- The request: Show all lines of the listing that hold the word "this".

--- Records for the exercise ---

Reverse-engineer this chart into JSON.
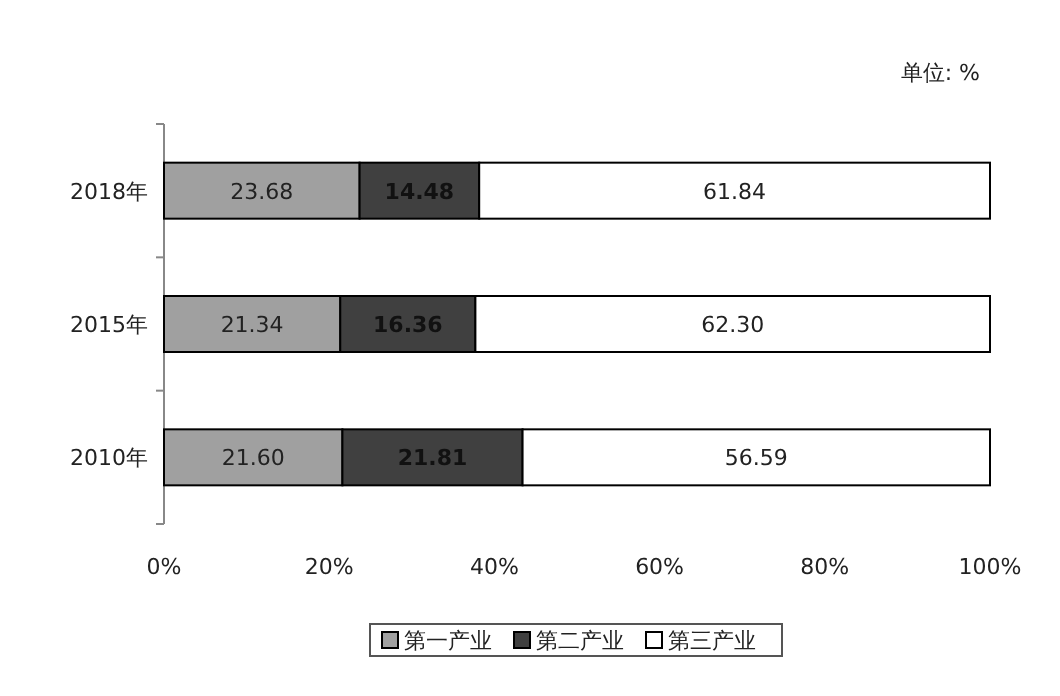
{
  "chart_data": {
    "type": "bar",
    "orientation": "horizontal",
    "stacked": true,
    "categories": [
      "2018年",
      "2015年",
      "2010年"
    ],
    "series": [
      {
        "name": "第一产业",
        "color": "#a0a0a0",
        "values": [
          23.68,
          21.34,
          21.6
        ],
        "value_labels": [
          "23.68",
          "21.34",
          "21.60"
        ]
      },
      {
        "name": "第二产业",
        "color": "#404040",
        "values": [
          14.48,
          16.36,
          21.81
        ],
        "value_labels": [
          "14.48",
          "16.36",
          "21.81"
        ]
      },
      {
        "name": "第三产业",
        "color": "#ffffff",
        "values": [
          61.84,
          62.3,
          56.59
        ],
        "value_labels": [
          "61.84",
          "62.30",
          "56.59"
        ]
      }
    ],
    "xlim": [
      0,
      100
    ],
    "xticks": [
      {
        "value": 0,
        "label": "0%"
      },
      {
        "value": 20,
        "label": "20%"
      },
      {
        "value": 40,
        "label": "40%"
      },
      {
        "value": 60,
        "label": "60%"
      },
      {
        "value": 80,
        "label": "80%"
      },
      {
        "value": 100,
        "label": "100%"
      }
    ],
    "grid": false,
    "legend": "bottom",
    "annotations": [
      "单位: %"
    ]
  }
}
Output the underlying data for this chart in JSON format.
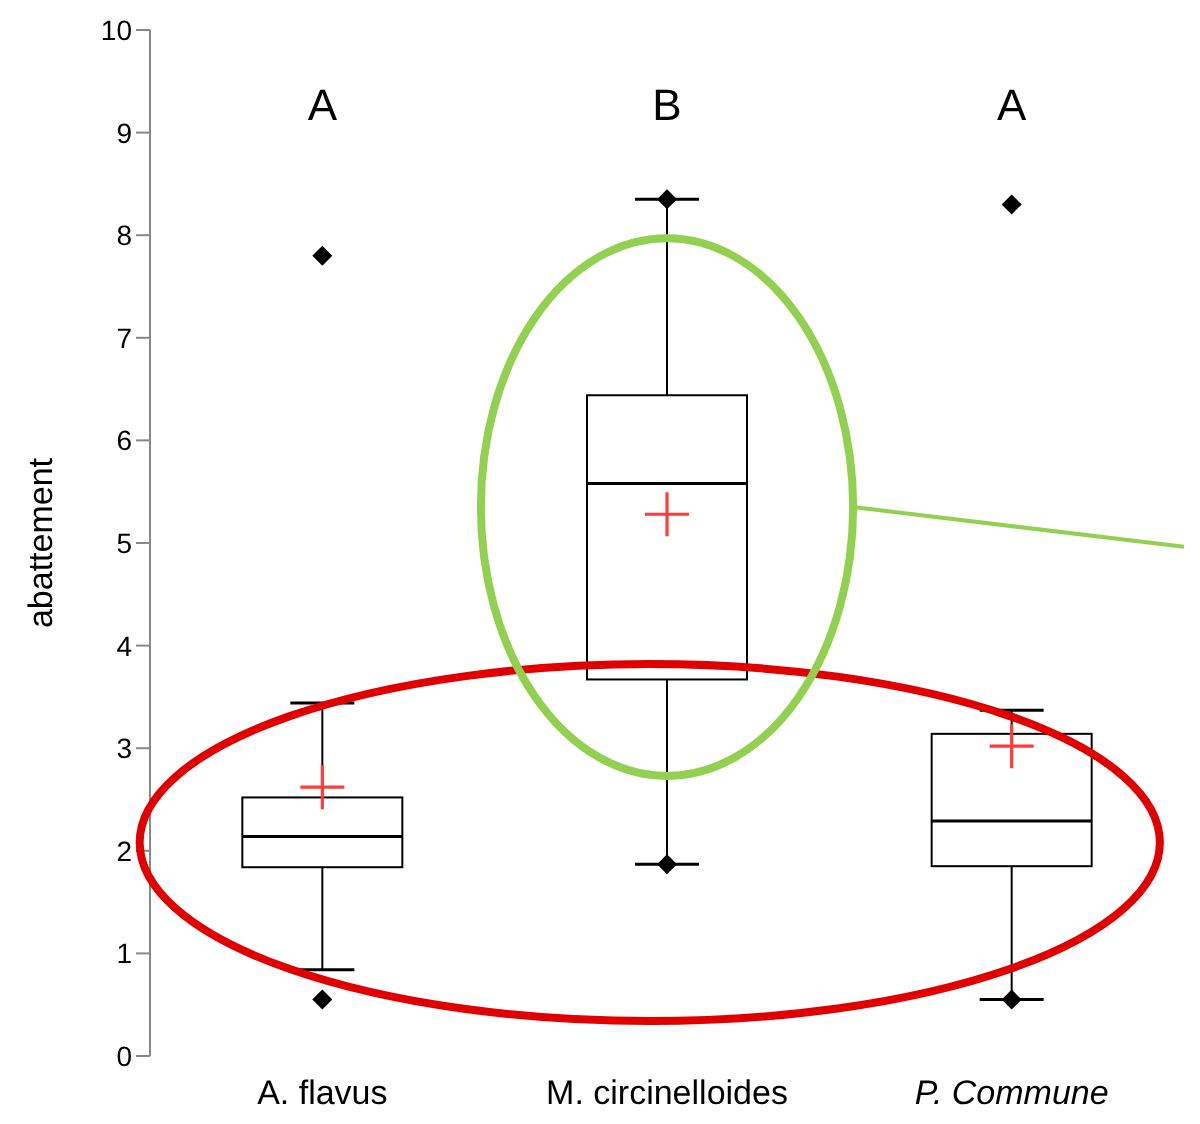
{
  "chart_data": {
    "type": "box",
    "ylabel": "abattement",
    "categories": [
      "A. flavus",
      "M. circinelloides",
      "P. Commune"
    ],
    "ylim": [
      0,
      10
    ],
    "yticks": [
      0,
      1,
      2,
      3,
      4,
      5,
      6,
      7,
      8,
      9,
      10
    ],
    "boxes": [
      {
        "low": 0.84,
        "q1": 1.84,
        "median": 2.14,
        "q3": 2.52,
        "high": 3.44,
        "mean": 2.62,
        "outliers": [
          0.55,
          7.8
        ]
      },
      {
        "low": 1.87,
        "q1": 3.67,
        "median": 5.58,
        "q3": 6.44,
        "high": 8.35,
        "mean": 5.28,
        "outliers": [
          1.87,
          8.35
        ]
      },
      {
        "low": 0.55,
        "q1": 1.85,
        "median": 2.29,
        "q3": 3.14,
        "high": 3.37,
        "mean": 3.02,
        "outliers": [
          0.55,
          8.3
        ]
      }
    ],
    "annotations": [
      "A",
      "B",
      "A"
    ]
  }
}
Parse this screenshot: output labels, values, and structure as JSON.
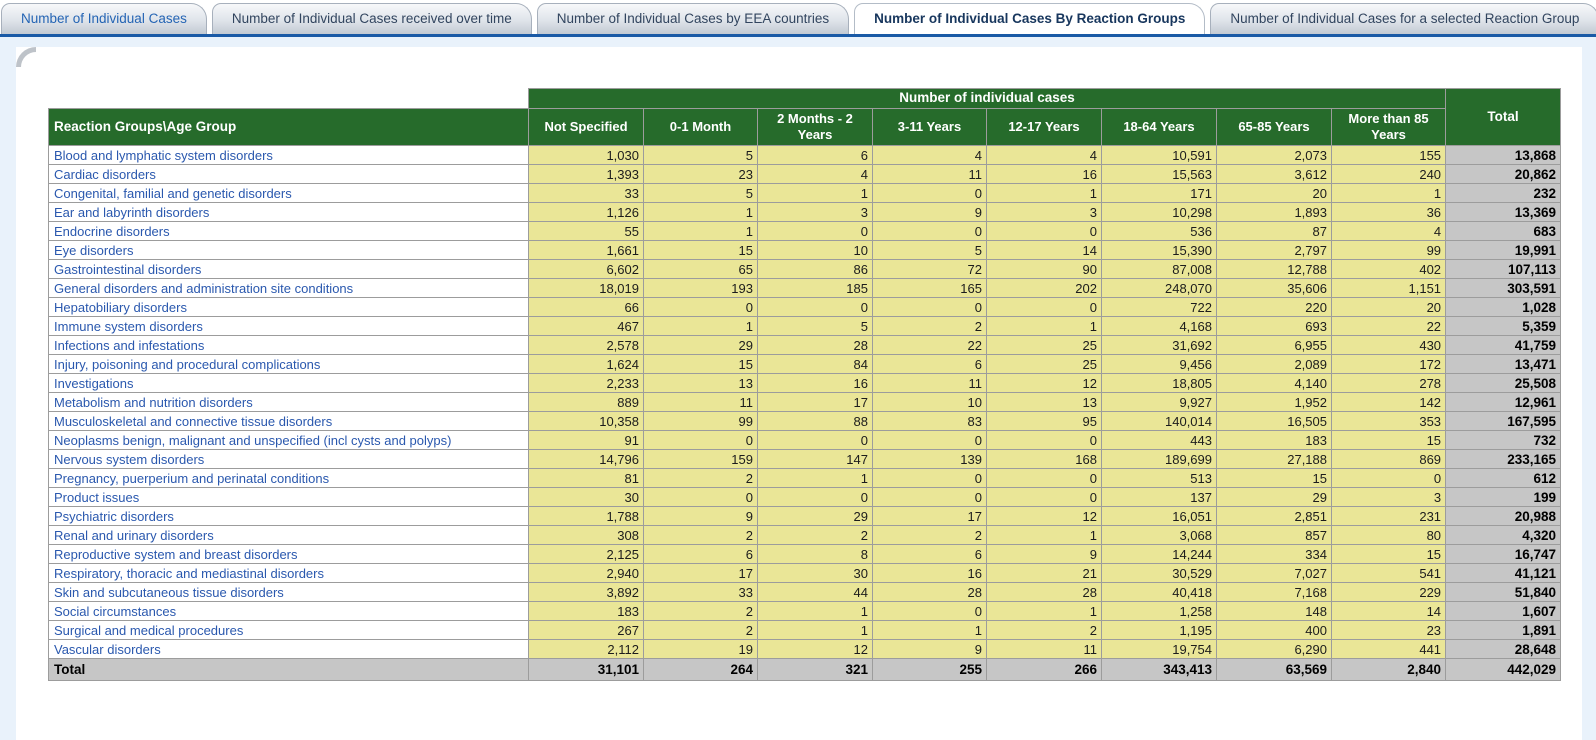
{
  "tabs": [
    {
      "label": "Number of Individual Cases",
      "active": false
    },
    {
      "label": "Number of Individual Cases received over time",
      "active": false
    },
    {
      "label": "Number of Individual Cases by EEA countries",
      "active": false
    },
    {
      "label": "Number of Individual Cases By Reaction Groups",
      "active": true
    },
    {
      "label": "Number of Individual Cases for a selected Reaction Group",
      "active": false
    }
  ],
  "table": {
    "group_header": "Number of individual cases",
    "corner_header": "Reaction Groups\\Age Group",
    "age_columns": [
      "Not Specified",
      "0-1 Month",
      "2 Months - 2 Years",
      "3-11 Years",
      "12-17 Years",
      "18-64 Years",
      "65-85 Years",
      "More than 85 Years"
    ],
    "total_header": "Total",
    "rows": [
      {
        "label": "Blood and lymphatic system disorders",
        "values": [
          "1,030",
          "5",
          "6",
          "4",
          "4",
          "10,591",
          "2,073",
          "155",
          "13,868"
        ]
      },
      {
        "label": "Cardiac disorders",
        "values": [
          "1,393",
          "23",
          "4",
          "11",
          "16",
          "15,563",
          "3,612",
          "240",
          "20,862"
        ]
      },
      {
        "label": "Congenital, familial and genetic disorders",
        "values": [
          "33",
          "5",
          "1",
          "0",
          "1",
          "171",
          "20",
          "1",
          "232"
        ]
      },
      {
        "label": "Ear and labyrinth disorders",
        "values": [
          "1,126",
          "1",
          "3",
          "9",
          "3",
          "10,298",
          "1,893",
          "36",
          "13,369"
        ]
      },
      {
        "label": "Endocrine disorders",
        "values": [
          "55",
          "1",
          "0",
          "0",
          "0",
          "536",
          "87",
          "4",
          "683"
        ]
      },
      {
        "label": "Eye disorders",
        "values": [
          "1,661",
          "15",
          "10",
          "5",
          "14",
          "15,390",
          "2,797",
          "99",
          "19,991"
        ]
      },
      {
        "label": "Gastrointestinal disorders",
        "values": [
          "6,602",
          "65",
          "86",
          "72",
          "90",
          "87,008",
          "12,788",
          "402",
          "107,113"
        ]
      },
      {
        "label": "General disorders and administration site conditions",
        "values": [
          "18,019",
          "193",
          "185",
          "165",
          "202",
          "248,070",
          "35,606",
          "1,151",
          "303,591"
        ]
      },
      {
        "label": "Hepatobiliary disorders",
        "values": [
          "66",
          "0",
          "0",
          "0",
          "0",
          "722",
          "220",
          "20",
          "1,028"
        ]
      },
      {
        "label": "Immune system disorders",
        "values": [
          "467",
          "1",
          "5",
          "2",
          "1",
          "4,168",
          "693",
          "22",
          "5,359"
        ]
      },
      {
        "label": "Infections and infestations",
        "values": [
          "2,578",
          "29",
          "28",
          "22",
          "25",
          "31,692",
          "6,955",
          "430",
          "41,759"
        ]
      },
      {
        "label": "Injury, poisoning and procedural complications",
        "values": [
          "1,624",
          "15",
          "84",
          "6",
          "25",
          "9,456",
          "2,089",
          "172",
          "13,471"
        ]
      },
      {
        "label": "Investigations",
        "values": [
          "2,233",
          "13",
          "16",
          "11",
          "12",
          "18,805",
          "4,140",
          "278",
          "25,508"
        ]
      },
      {
        "label": "Metabolism and nutrition disorders",
        "values": [
          "889",
          "11",
          "17",
          "10",
          "13",
          "9,927",
          "1,952",
          "142",
          "12,961"
        ]
      },
      {
        "label": "Musculoskeletal and connective tissue disorders",
        "values": [
          "10,358",
          "99",
          "88",
          "83",
          "95",
          "140,014",
          "16,505",
          "353",
          "167,595"
        ]
      },
      {
        "label": "Neoplasms benign, malignant and unspecified (incl cysts and polyps)",
        "values": [
          "91",
          "0",
          "0",
          "0",
          "0",
          "443",
          "183",
          "15",
          "732"
        ]
      },
      {
        "label": "Nervous system disorders",
        "values": [
          "14,796",
          "159",
          "147",
          "139",
          "168",
          "189,699",
          "27,188",
          "869",
          "233,165"
        ]
      },
      {
        "label": "Pregnancy, puerperium and perinatal conditions",
        "values": [
          "81",
          "2",
          "1",
          "0",
          "0",
          "513",
          "15",
          "0",
          "612"
        ]
      },
      {
        "label": "Product issues",
        "values": [
          "30",
          "0",
          "0",
          "0",
          "0",
          "137",
          "29",
          "3",
          "199"
        ]
      },
      {
        "label": "Psychiatric disorders",
        "values": [
          "1,788",
          "9",
          "29",
          "17",
          "12",
          "16,051",
          "2,851",
          "231",
          "20,988"
        ]
      },
      {
        "label": "Renal and urinary disorders",
        "values": [
          "308",
          "2",
          "2",
          "2",
          "1",
          "3,068",
          "857",
          "80",
          "4,320"
        ]
      },
      {
        "label": "Reproductive system and breast disorders",
        "values": [
          "2,125",
          "6",
          "8",
          "6",
          "9",
          "14,244",
          "334",
          "15",
          "16,747"
        ]
      },
      {
        "label": "Respiratory, thoracic and mediastinal disorders",
        "values": [
          "2,940",
          "17",
          "30",
          "16",
          "21",
          "30,529",
          "7,027",
          "541",
          "41,121"
        ]
      },
      {
        "label": "Skin and subcutaneous tissue disorders",
        "values": [
          "3,892",
          "33",
          "44",
          "28",
          "28",
          "40,418",
          "7,168",
          "229",
          "51,840"
        ]
      },
      {
        "label": "Social circumstances",
        "values": [
          "183",
          "2",
          "1",
          "0",
          "1",
          "1,258",
          "148",
          "14",
          "1,607"
        ]
      },
      {
        "label": "Surgical and medical procedures",
        "values": [
          "267",
          "2",
          "1",
          "1",
          "2",
          "1,195",
          "400",
          "23",
          "1,891"
        ]
      },
      {
        "label": "Vascular disorders",
        "values": [
          "2,112",
          "19",
          "12",
          "9",
          "11",
          "19,754",
          "6,290",
          "441",
          "28,648"
        ]
      }
    ],
    "total_row": {
      "label": "Total",
      "values": [
        "31,101",
        "264",
        "321",
        "255",
        "266",
        "343,413",
        "63,569",
        "2,840",
        "442,029"
      ]
    }
  },
  "colors": {
    "accent_line": "#1A5AA6",
    "header_green": "#266B2B",
    "cell_khaki": "#EAE697",
    "total_gray": "#C6C6C6",
    "link_blue": "#2A58AE",
    "page_bg": "#E9F2FB"
  }
}
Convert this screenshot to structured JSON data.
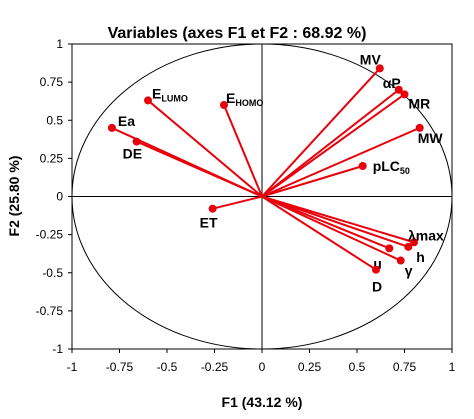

---

- Finished task:
Reverse-engineer this chart into JSON.
Output the underlying data for this chart in JSON format.
Parse this screenshot: output labels, values, and structure as JSON.
Convert this screenshot to structured JSON data.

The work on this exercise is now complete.